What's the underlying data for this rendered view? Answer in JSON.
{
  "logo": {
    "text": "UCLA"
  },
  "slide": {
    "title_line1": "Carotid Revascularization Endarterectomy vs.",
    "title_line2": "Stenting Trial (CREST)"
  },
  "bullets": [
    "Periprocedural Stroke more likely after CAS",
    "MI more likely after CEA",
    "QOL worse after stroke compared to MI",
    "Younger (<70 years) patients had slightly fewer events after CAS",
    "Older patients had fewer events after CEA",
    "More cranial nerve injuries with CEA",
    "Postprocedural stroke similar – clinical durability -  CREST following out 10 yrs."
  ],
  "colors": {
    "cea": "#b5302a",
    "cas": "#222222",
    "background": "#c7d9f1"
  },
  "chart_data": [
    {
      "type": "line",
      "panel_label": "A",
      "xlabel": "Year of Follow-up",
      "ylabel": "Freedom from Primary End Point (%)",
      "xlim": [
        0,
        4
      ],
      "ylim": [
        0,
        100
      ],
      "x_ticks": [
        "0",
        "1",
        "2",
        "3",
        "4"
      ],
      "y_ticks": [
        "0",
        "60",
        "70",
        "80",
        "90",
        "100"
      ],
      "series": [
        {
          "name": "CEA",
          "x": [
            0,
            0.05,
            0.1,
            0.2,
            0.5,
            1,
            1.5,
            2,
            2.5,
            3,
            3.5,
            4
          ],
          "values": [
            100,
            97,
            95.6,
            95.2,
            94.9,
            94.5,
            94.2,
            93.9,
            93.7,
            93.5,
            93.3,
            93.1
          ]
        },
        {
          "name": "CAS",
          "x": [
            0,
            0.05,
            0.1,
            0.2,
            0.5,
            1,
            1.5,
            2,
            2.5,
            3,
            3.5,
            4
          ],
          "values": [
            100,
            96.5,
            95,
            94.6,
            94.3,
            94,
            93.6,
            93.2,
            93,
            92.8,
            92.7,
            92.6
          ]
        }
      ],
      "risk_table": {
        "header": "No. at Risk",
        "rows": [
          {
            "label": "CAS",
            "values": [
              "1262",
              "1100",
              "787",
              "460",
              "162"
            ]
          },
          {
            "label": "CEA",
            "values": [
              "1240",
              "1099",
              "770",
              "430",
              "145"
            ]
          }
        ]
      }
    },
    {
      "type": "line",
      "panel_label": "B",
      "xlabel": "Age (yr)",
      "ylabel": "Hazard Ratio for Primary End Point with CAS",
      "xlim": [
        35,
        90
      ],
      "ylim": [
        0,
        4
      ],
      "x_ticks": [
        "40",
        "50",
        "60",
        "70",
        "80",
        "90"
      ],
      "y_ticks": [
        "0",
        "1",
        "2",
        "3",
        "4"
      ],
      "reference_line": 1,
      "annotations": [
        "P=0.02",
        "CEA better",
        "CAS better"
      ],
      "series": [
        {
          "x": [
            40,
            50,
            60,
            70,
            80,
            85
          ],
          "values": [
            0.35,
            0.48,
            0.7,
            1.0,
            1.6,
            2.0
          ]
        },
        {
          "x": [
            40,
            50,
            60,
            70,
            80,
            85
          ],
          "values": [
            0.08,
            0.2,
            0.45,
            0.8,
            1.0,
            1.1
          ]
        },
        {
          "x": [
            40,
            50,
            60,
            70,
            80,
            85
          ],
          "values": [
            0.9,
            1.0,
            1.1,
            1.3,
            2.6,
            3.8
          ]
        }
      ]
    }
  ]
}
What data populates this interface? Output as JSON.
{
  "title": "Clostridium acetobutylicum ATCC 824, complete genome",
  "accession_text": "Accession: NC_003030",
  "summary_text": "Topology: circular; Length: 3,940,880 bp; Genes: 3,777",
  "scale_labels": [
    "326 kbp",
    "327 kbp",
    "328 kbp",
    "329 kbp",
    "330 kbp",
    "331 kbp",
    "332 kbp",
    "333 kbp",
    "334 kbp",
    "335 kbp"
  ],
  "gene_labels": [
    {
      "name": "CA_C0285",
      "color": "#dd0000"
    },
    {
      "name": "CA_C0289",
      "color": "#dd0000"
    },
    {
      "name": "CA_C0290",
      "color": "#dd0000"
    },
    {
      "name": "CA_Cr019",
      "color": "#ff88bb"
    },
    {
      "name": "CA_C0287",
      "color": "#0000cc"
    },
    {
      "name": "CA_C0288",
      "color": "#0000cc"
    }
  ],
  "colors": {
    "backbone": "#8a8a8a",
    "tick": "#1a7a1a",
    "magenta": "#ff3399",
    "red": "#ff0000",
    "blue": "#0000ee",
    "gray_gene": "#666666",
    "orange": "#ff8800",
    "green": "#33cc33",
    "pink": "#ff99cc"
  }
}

--------------------------------------------------

▶ **Required action**
Your task is to reproduce all the material exactly as it stands.

▶ **Result for this exercise**
What's the underlying data for this rendered view? Answer in JSON.
{
  "logo": {
    "text": "UCLA"
  },
  "slide": {
    "title_line1": "Carotid Revascularization Endarterectomy vs.",
    "title_line2": "Stenting Trial (CREST)"
  },
  "bullets": [
    "Periprocedural Stroke more likely after CAS",
    "MI more likely after CEA",
    "QOL worse after stroke compared to MI",
    "Younger (<70 years) patients had slightly fewer events after CAS",
    "Older patients had fewer events after CEA",
    "More cranial nerve injuries with CEA",
    "Postprocedural stroke similar – clinical durability -  CREST following out 10 yrs."
  ],
  "colors": {
    "cea": "#b5302a",
    "cas": "#222222",
    "background": "#c7d9f1"
  },
  "chart_data": [
    {
      "type": "line",
      "panel_label": "A",
      "xlabel": "Year of Follow-up",
      "ylabel": "Freedom from Primary End Point (%)",
      "xlim": [
        0,
        4
      ],
      "ylim": [
        0,
        100
      ],
      "x_ticks": [
        "0",
        "1",
        "2",
        "3",
        "4"
      ],
      "y_ticks": [
        "0",
        "60",
        "70",
        "80",
        "90",
        "100"
      ],
      "series": [
        {
          "name": "CEA",
          "x": [
            0,
            0.05,
            0.1,
            0.2,
            0.5,
            1,
            1.5,
            2,
            2.5,
            3,
            3.5,
            4
          ],
          "values": [
            100,
            97,
            95.6,
            95.2,
            94.9,
            94.5,
            94.2,
            93.9,
            93.7,
            93.5,
            93.3,
            93.1
          ]
        },
        {
          "name": "CAS",
          "x": [
            0,
            0.05,
            0.1,
            0.2,
            0.5,
            1,
            1.5,
            2,
            2.5,
            3,
            3.5,
            4
          ],
          "values": [
            100,
            96.5,
            95,
            94.6,
            94.3,
            94,
            93.6,
            93.2,
            93,
            92.8,
            92.7,
            92.6
          ]
        }
      ],
      "risk_table": {
        "header": "No. at Risk",
        "rows": [
          {
            "label": "CAS",
            "values": [
              "1262",
              "1100",
              "787",
              "460",
              "162"
            ]
          },
          {
            "label": "CEA",
            "values": [
              "1240",
              "1099",
              "770",
              "430",
              "145"
            ]
          }
        ]
      }
    },
    {
      "type": "line",
      "panel_label": "B",
      "xlabel": "Age (yr)",
      "ylabel": "Hazard Ratio for Primary End Point with CAS",
      "xlim": [
        35,
        90
      ],
      "ylim": [
        0,
        4
      ],
      "x_ticks": [
        "40",
        "50",
        "60",
        "70",
        "80",
        "90"
      ],
      "y_ticks": [
        "0",
        "1",
        "2",
        "3",
        "4"
      ],
      "reference_line": 1,
      "annotations": [
        "P=0.02",
        "CEA better",
        "CAS better"
      ],
      "series": [
        {
          "x": [
            40,
            50,
            60,
            70,
            80,
            85
          ],
          "values": [
            0.35,
            0.48,
            0.7,
            1.0,
            1.6,
            2.0
          ]
        },
        {
          "x": [
            40,
            50,
            60,
            70,
            80,
            85
          ],
          "values": [
            0.08,
            0.2,
            0.45,
            0.8,
            1.0,
            1.1
          ]
        },
        {
          "x": [
            40,
            50,
            60,
            70,
            80,
            85
          ],
          "values": [
            0.9,
            1.0,
            1.1,
            1.3,
            2.6,
            3.8
          ]
        }
      ]
    }
  ]
}
What data populates this interface? Output as JSON.
{
  "title": "Clostridium acetobutylicum ATCC 824, complete genome",
  "accession_text": "Accession: NC_003030",
  "summary_text": "Topology: circular; Length: 3,940,880 bp; Genes: 3,777",
  "scale_labels": [
    "326 kbp",
    "327 kbp",
    "328 kbp",
    "329 kbp",
    "330 kbp",
    "331 kbp",
    "332 kbp",
    "333 kbp",
    "334 kbp",
    "335 kbp"
  ],
  "gene_labels": [
    {
      "name": "CA_C0285",
      "color": "#dd0000"
    },
    {
      "name": "CA_C0289",
      "color": "#dd0000"
    },
    {
      "name": "CA_C0290",
      "color": "#dd0000"
    },
    {
      "name": "CA_Cr019",
      "color": "#ff88bb"
    },
    {
      "name": "CA_C0287",
      "color": "#0000cc"
    },
    {
      "name": "CA_C0288",
      "color": "#0000cc"
    }
  ],
  "colors": {
    "backbone": "#8a8a8a",
    "tick": "#1a7a1a",
    "magenta": "#ff3399",
    "red": "#ff0000",
    "blue": "#0000ee",
    "gray_gene": "#666666",
    "orange": "#ff8800",
    "green": "#33cc33",
    "pink": "#ff99cc"
  }
}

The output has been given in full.